▶ **Given data**:
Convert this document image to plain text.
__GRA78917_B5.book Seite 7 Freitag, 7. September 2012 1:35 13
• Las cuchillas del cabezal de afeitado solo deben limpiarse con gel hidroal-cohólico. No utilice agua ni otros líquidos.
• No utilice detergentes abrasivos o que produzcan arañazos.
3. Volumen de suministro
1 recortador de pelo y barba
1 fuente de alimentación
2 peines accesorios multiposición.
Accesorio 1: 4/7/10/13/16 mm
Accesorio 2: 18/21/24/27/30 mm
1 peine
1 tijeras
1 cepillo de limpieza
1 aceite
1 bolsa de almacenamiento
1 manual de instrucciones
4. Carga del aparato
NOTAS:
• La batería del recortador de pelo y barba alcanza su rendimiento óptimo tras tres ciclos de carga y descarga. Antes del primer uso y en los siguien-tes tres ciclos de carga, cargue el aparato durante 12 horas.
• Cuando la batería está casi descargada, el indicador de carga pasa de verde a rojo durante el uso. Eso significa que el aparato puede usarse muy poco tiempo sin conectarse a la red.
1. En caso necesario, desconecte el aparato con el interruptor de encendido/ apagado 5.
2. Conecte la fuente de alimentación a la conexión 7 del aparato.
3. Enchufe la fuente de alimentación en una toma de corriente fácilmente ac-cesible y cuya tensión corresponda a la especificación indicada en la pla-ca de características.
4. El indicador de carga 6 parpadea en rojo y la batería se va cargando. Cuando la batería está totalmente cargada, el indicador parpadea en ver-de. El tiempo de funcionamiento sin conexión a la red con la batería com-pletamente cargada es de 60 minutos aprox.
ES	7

▶ **Written problem**:
Return the lines of the records that include the string "recortador".

▶ **Written response**:
1 recortador de pelo y barba
• La batería del recortador de pelo y barba alcanza su rendimiento óptimo tras tres ciclos de carga y descarga. Antes del primer uso y en los siguien-tes tres ciclos de carga, cargue el aparato durante 12 horas.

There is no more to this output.